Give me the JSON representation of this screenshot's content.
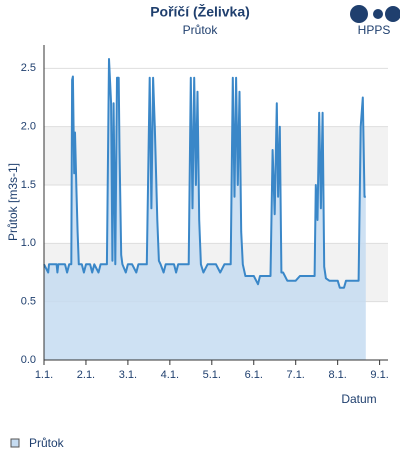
{
  "chart_data": {
    "type": "area",
    "title": "Poříčí (Želivka)",
    "subtitle": "Průtok",
    "logo": "HPPS",
    "ylabel": "Průtok [m3s-1]",
    "xlabel": "Datum",
    "xlim": [
      1,
      9.2
    ],
    "xticks": [
      {
        "value": 1,
        "label": "1.1."
      },
      {
        "value": 2,
        "label": "2.1."
      },
      {
        "value": 3,
        "label": "3.1."
      },
      {
        "value": 4,
        "label": "4.1."
      },
      {
        "value": 5,
        "label": "5.1."
      },
      {
        "value": 6,
        "label": "6.1."
      },
      {
        "value": 7,
        "label": "7.1."
      },
      {
        "value": 8,
        "label": "8.1."
      },
      {
        "value": 9,
        "label": "9.1."
      }
    ],
    "ylim": [
      0,
      2.7
    ],
    "yticks": [
      {
        "value": 0,
        "label": "0.0"
      },
      {
        "value": 0.5,
        "label": "0.5"
      },
      {
        "value": 1,
        "label": "1.0"
      },
      {
        "value": 1.5,
        "label": "1.5"
      },
      {
        "value": 2,
        "label": "2.0"
      },
      {
        "value": 2.5,
        "label": "2.5"
      }
    ],
    "grid": true,
    "x": [
      1.0,
      1.1,
      1.12,
      1.3,
      1.32,
      1.34,
      1.5,
      1.55,
      1.6,
      1.65,
      1.67,
      1.69,
      1.72,
      1.74,
      1.77,
      1.8,
      1.83,
      1.9,
      1.95,
      2.0,
      2.1,
      2.15,
      2.2,
      2.3,
      2.35,
      2.5,
      2.55,
      2.6,
      2.63,
      2.66,
      2.7,
      2.74,
      2.78,
      2.8,
      2.84,
      2.87,
      2.95,
      3.0,
      3.1,
      3.2,
      3.25,
      3.45,
      3.52,
      3.56,
      3.6,
      3.64,
      3.7,
      3.74,
      3.78,
      3.85,
      3.9,
      4.1,
      4.15,
      4.2,
      4.45,
      4.5,
      4.54,
      4.58,
      4.62,
      4.66,
      4.7,
      4.74,
      4.8,
      4.9,
      5.1,
      5.2,
      5.3,
      5.45,
      5.5,
      5.54,
      5.58,
      5.62,
      5.66,
      5.7,
      5.74,
      5.8,
      6.0,
      6.1,
      6.15,
      6.4,
      6.45,
      6.5,
      6.55,
      6.58,
      6.62,
      6.66,
      6.7,
      6.8,
      7.0,
      7.1,
      7.3,
      7.45,
      7.48,
      7.52,
      7.56,
      7.6,
      7.64,
      7.68,
      7.72,
      7.8,
      8.0,
      8.05,
      8.15,
      8.2,
      8.5,
      8.55,
      8.6,
      8.64,
      8.67
    ],
    "series": [
      {
        "name": "Průtok",
        "color": "#3a87c8",
        "fill": "#c6dcf1",
        "values": [
          0.82,
          0.75,
          0.82,
          0.82,
          0.75,
          0.82,
          0.82,
          0.75,
          0.82,
          0.82,
          2.4,
          2.43,
          1.6,
          1.95,
          1.5,
          1.1,
          0.82,
          0.82,
          0.75,
          0.82,
          0.82,
          0.75,
          0.82,
          0.75,
          0.82,
          0.82,
          2.58,
          2.2,
          0.85,
          2.2,
          0.82,
          2.42,
          2.42,
          1.8,
          0.9,
          0.82,
          0.75,
          0.82,
          0.82,
          0.75,
          0.82,
          0.82,
          2.42,
          1.3,
          2.42,
          2.0,
          1.2,
          0.85,
          0.82,
          0.75,
          0.82,
          0.82,
          0.75,
          0.82,
          0.82,
          2.42,
          1.3,
          2.42,
          1.5,
          2.3,
          1.2,
          0.82,
          0.75,
          0.82,
          0.82,
          0.75,
          0.82,
          0.82,
          2.42,
          1.4,
          2.42,
          1.5,
          2.3,
          1.1,
          0.82,
          0.72,
          0.72,
          0.65,
          0.72,
          0.72,
          1.8,
          1.25,
          2.2,
          1.4,
          2.0,
          0.75,
          0.75,
          0.68,
          0.68,
          0.72,
          0.72,
          0.72,
          1.5,
          1.2,
          2.12,
          1.3,
          2.12,
          0.8,
          0.7,
          0.68,
          0.68,
          0.62,
          0.62,
          0.68,
          0.68,
          2.0,
          2.25,
          1.4,
          1.4
        ]
      }
    ]
  }
}
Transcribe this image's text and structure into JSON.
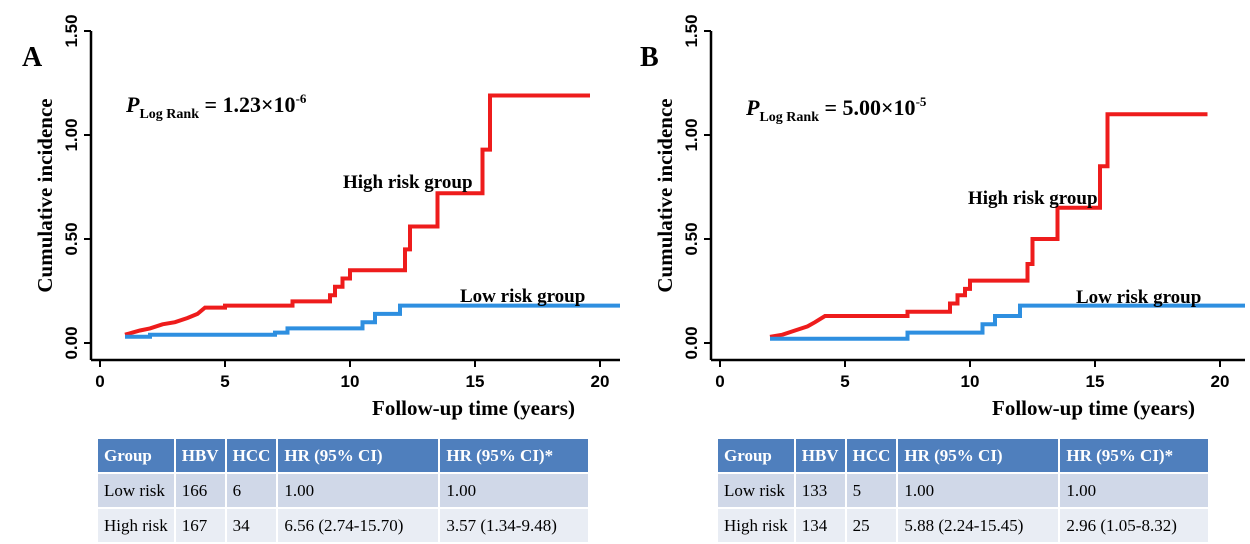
{
  "colors": {
    "high": "#ee1c1c",
    "low": "#2e8fe0",
    "header_bg": "#4f7fbd",
    "row1_bg": "#d0d8e8",
    "row2_bg": "#e9edf4"
  },
  "panels": [
    {
      "letter": "A",
      "p_value": {
        "base": "1.23×10",
        "exponent": "-6"
      },
      "table": {
        "headers": [
          "Group",
          "HBV",
          "HCC",
          "HR (95% CI)",
          "HR (95% CI)*"
        ],
        "rows": [
          [
            "Low risk",
            "166",
            "6",
            "1.00",
            "1.00"
          ],
          [
            "High risk",
            "167",
            "34",
            "6.56 (2.74-15.70)",
            "3.57 (1.34-9.48)"
          ]
        ]
      }
    },
    {
      "letter": "B",
      "p_value": {
        "base": "5.00×10",
        "exponent": "-5"
      },
      "table": {
        "headers": [
          "Group",
          "HBV",
          "HCC",
          "HR (95% CI)",
          "HR (95% CI)*"
        ],
        "rows": [
          [
            "Low risk",
            "133",
            "5",
            "1.00",
            "1.00"
          ],
          [
            "High risk",
            "134",
            "25",
            "5.88 (2.24-15.45)",
            "2.96 (1.05-8.32)"
          ]
        ]
      }
    }
  ],
  "chart_data": [
    {
      "type": "line",
      "xlabel": "Follow-up time (years)",
      "ylabel": "Cumulative incidence",
      "xlim": [
        0,
        21
      ],
      "ylim": [
        0,
        1.5
      ],
      "xticks": [
        "0",
        "5",
        "10",
        "15",
        "20"
      ],
      "yticks": [
        "0.00",
        "0.50",
        "1.00",
        "1.50"
      ],
      "p_label": "Log Rank",
      "series": [
        {
          "name": "High risk group",
          "x": [
            1.0,
            1.3,
            1.6,
            2.0,
            2.5,
            3.0,
            3.5,
            3.9,
            4.2,
            5.0,
            5.0,
            7.7,
            7.7,
            9.2,
            9.2,
            9.4,
            9.4,
            9.7,
            9.7,
            10.0,
            10.0,
            12.2,
            12.2,
            12.4,
            12.4,
            13.5,
            13.5,
            15.3,
            15.3,
            15.6,
            15.6,
            19.6
          ],
          "y": [
            0.04,
            0.05,
            0.06,
            0.07,
            0.09,
            0.1,
            0.12,
            0.14,
            0.17,
            0.17,
            0.18,
            0.18,
            0.2,
            0.2,
            0.23,
            0.23,
            0.27,
            0.27,
            0.31,
            0.31,
            0.35,
            0.35,
            0.45,
            0.45,
            0.56,
            0.56,
            0.72,
            0.72,
            0.93,
            0.93,
            1.19,
            1.19
          ]
        },
        {
          "name": "Low risk group",
          "x": [
            1.0,
            2.0,
            2.0,
            7.0,
            7.0,
            7.5,
            7.5,
            10.5,
            10.5,
            11.0,
            11.0,
            12.0,
            12.0,
            21.0
          ],
          "y": [
            0.03,
            0.03,
            0.04,
            0.04,
            0.05,
            0.05,
            0.07,
            0.07,
            0.1,
            0.1,
            0.14,
            0.14,
            0.18,
            0.18
          ]
        }
      ]
    },
    {
      "type": "line",
      "xlabel": "Follow-up time (years)",
      "ylabel": "Cumulative incidence",
      "xlim": [
        0,
        21
      ],
      "ylim": [
        0,
        1.5
      ],
      "xticks": [
        "0",
        "5",
        "10",
        "15",
        "20"
      ],
      "yticks": [
        "0.00",
        "0.50",
        "1.00",
        "1.50"
      ],
      "p_label": "Log Rank",
      "series": [
        {
          "name": "High risk group",
          "x": [
            2.0,
            2.5,
            3.0,
            3.5,
            3.8,
            4.2,
            7.5,
            7.5,
            9.2,
            9.2,
            9.5,
            9.5,
            9.8,
            9.8,
            10.0,
            10.0,
            12.3,
            12.3,
            12.5,
            12.5,
            13.5,
            13.5,
            15.2,
            15.2,
            15.5,
            15.5,
            19.5
          ],
          "y": [
            0.03,
            0.04,
            0.06,
            0.08,
            0.1,
            0.13,
            0.13,
            0.15,
            0.15,
            0.19,
            0.19,
            0.23,
            0.23,
            0.26,
            0.26,
            0.3,
            0.3,
            0.38,
            0.38,
            0.5,
            0.5,
            0.65,
            0.65,
            0.85,
            0.85,
            1.1,
            1.1
          ]
        },
        {
          "name": "Low risk group",
          "x": [
            2.0,
            7.5,
            7.5,
            10.5,
            10.5,
            11.0,
            11.0,
            12.0,
            12.0,
            21.0
          ],
          "y": [
            0.02,
            0.02,
            0.05,
            0.05,
            0.09,
            0.09,
            0.13,
            0.13,
            0.18,
            0.18
          ]
        }
      ]
    }
  ]
}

---------------

> _EXERCISE INSTRUCTIONS_: Lines holding the word "Průtok" in the entries above are the ones to pull out. Copy them all.

> _EXERCISE RESULT_:
    "subtitle": "Průtok",
    "ylabel": "Průtok [m3s-1]",
        "name": "Průtok",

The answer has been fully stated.